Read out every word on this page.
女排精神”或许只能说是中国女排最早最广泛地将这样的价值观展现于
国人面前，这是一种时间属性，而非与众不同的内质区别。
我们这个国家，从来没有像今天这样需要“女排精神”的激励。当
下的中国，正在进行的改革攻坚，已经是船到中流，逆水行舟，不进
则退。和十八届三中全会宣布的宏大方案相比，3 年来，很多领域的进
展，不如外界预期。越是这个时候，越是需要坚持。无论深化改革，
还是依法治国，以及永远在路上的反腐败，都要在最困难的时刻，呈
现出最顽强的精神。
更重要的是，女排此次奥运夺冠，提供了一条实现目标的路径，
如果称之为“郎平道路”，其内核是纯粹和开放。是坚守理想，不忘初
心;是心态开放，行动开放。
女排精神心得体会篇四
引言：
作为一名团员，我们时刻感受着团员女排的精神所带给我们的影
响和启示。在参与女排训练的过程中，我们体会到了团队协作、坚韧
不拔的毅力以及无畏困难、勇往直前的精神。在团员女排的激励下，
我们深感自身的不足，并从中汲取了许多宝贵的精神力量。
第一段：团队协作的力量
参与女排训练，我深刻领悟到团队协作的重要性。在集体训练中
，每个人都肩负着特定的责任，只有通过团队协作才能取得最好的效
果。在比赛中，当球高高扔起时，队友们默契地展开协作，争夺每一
---
**DESCRIPTION OF THE TASK:**
Type the whole listing again, unaltered.

**FINISHED ANSWER:**
Read out every word on this page.
女排精神”或许只能说是中国女排最早最广泛地将这样的价值观展现于
国人面前，这是一种时间属性，而非与众不同的内质区别。
我们这个国家，从来没有像今天这样需要“女排精神”的激励。当
下的中国，正在进行的改革攻坚，已经是船到中流，逆水行舟，不进
则退。和十八届三中全会宣布的宏大方案相比，3 年来，很多领域的进
展，不如外界预期。越是这个时候，越是需要坚持。无论深化改革，
还是依法治国，以及永远在路上的反腐败，都要在最困难的时刻，呈
现出最顽强的精神。
更重要的是，女排此次奥运夺冠，提供了一条实现目标的路径，
如果称之为“郎平道路”，其内核是纯粹和开放。是坚守理想，不忘初
心;是心态开放，行动开放。
女排精神心得体会篇四
引言：
作为一名团员，我们时刻感受着团员女排的精神所带给我们的影
响和启示。在参与女排训练的过程中，我们体会到了团队协作、坚韧
不拔的毅力以及无畏困难、勇往直前的精神。在团员女排的激励下，
我们深感自身的不足，并从中汲取了许多宝贵的精神力量。
第一段：团队协作的力量
参与女排训练，我深刻领悟到团队协作的重要性。在集体训练中
，每个人都肩负着特定的责任，只有通过团队协作才能取得最好的效
果。在比赛中，当球高高扔起时，队友们默契地展开协作，争夺每一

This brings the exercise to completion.